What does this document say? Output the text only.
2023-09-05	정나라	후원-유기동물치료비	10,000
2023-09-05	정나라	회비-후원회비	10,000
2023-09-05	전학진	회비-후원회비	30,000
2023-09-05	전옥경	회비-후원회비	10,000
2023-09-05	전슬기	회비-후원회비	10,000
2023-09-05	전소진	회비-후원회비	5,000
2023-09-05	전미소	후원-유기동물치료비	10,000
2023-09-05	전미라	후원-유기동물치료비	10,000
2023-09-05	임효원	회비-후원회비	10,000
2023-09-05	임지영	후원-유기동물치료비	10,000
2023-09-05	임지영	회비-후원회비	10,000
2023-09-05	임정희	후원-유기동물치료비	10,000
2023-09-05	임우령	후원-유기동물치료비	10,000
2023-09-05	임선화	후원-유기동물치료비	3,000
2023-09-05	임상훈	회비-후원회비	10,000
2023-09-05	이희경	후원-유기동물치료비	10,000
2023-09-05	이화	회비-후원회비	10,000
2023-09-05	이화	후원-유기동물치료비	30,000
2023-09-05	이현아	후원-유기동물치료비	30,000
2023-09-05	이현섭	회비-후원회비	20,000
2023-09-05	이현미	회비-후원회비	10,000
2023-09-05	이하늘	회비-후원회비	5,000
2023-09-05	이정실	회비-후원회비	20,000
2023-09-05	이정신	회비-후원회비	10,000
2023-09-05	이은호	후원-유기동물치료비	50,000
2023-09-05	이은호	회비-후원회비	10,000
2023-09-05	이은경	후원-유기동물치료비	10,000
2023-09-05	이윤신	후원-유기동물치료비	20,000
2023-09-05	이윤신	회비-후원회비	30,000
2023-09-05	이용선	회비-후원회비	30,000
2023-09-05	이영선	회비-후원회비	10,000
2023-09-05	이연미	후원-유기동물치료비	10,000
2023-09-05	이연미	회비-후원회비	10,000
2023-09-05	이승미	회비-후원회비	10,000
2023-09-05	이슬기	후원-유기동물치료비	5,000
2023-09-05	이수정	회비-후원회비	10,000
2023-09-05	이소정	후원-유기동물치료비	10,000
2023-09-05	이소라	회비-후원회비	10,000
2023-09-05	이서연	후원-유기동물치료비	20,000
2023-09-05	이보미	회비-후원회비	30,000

■ ■ ■ ■ ■

Set exercise:
Write out the full listing exactly as given.

Finished answer:
What does this document say? Output the text only.
2023-09-05	정나라	후원-유기동물치료비	10,000
2023-09-05	정나라	회비-후원회비	10,000
2023-09-05	전학진	회비-후원회비	30,000
2023-09-05	전옥경	회비-후원회비	10,000
2023-09-05	전슬기	회비-후원회비	10,000
2023-09-05	전소진	회비-후원회비	5,000
2023-09-05	전미소	후원-유기동물치료비	10,000
2023-09-05	전미라	후원-유기동물치료비	10,000
2023-09-05	임효원	회비-후원회비	10,000
2023-09-05	임지영	후원-유기동물치료비	10,000
2023-09-05	임지영	회비-후원회비	10,000
2023-09-05	임정희	후원-유기동물치료비	10,000
2023-09-05	임우령	후원-유기동물치료비	10,000
2023-09-05	임선화	후원-유기동물치료비	3,000
2023-09-05	임상훈	회비-후원회비	10,000
2023-09-05	이희경	후원-유기동물치료비	10,000
2023-09-05	이화	회비-후원회비	10,000
2023-09-05	이화	후원-유기동물치료비	30,000
2023-09-05	이현아	후원-유기동물치료비	30,000
2023-09-05	이현섭	회비-후원회비	20,000
2023-09-05	이현미	회비-후원회비	10,000
2023-09-05	이하늘	회비-후원회비	5,000
2023-09-05	이정실	회비-후원회비	20,000
2023-09-05	이정신	회비-후원회비	10,000
2023-09-05	이은호	후원-유기동물치료비	50,000
2023-09-05	이은호	회비-후원회비	10,000
2023-09-05	이은경	후원-유기동물치료비	10,000
2023-09-05	이윤신	후원-유기동물치료비	20,000
2023-09-05	이윤신	회비-후원회비	30,000
2023-09-05	이용선	회비-후원회비	30,000
2023-09-05	이영선	회비-후원회비	10,000
2023-09-05	이연미	후원-유기동물치료비	10,000
2023-09-05	이연미	회비-후원회비	10,000
2023-09-05	이승미	회비-후원회비	10,000
2023-09-05	이슬기	후원-유기동물치료비	5,000
2023-09-05	이수정	회비-후원회비	10,000
2023-09-05	이소정	후원-유기동물치료비	10,000
2023-09-05	이소라	회비-후원회비	10,000
2023-09-05	이서연	후원-유기동물치료비	20,000
2023-09-05	이보미	회비-후원회비	30,000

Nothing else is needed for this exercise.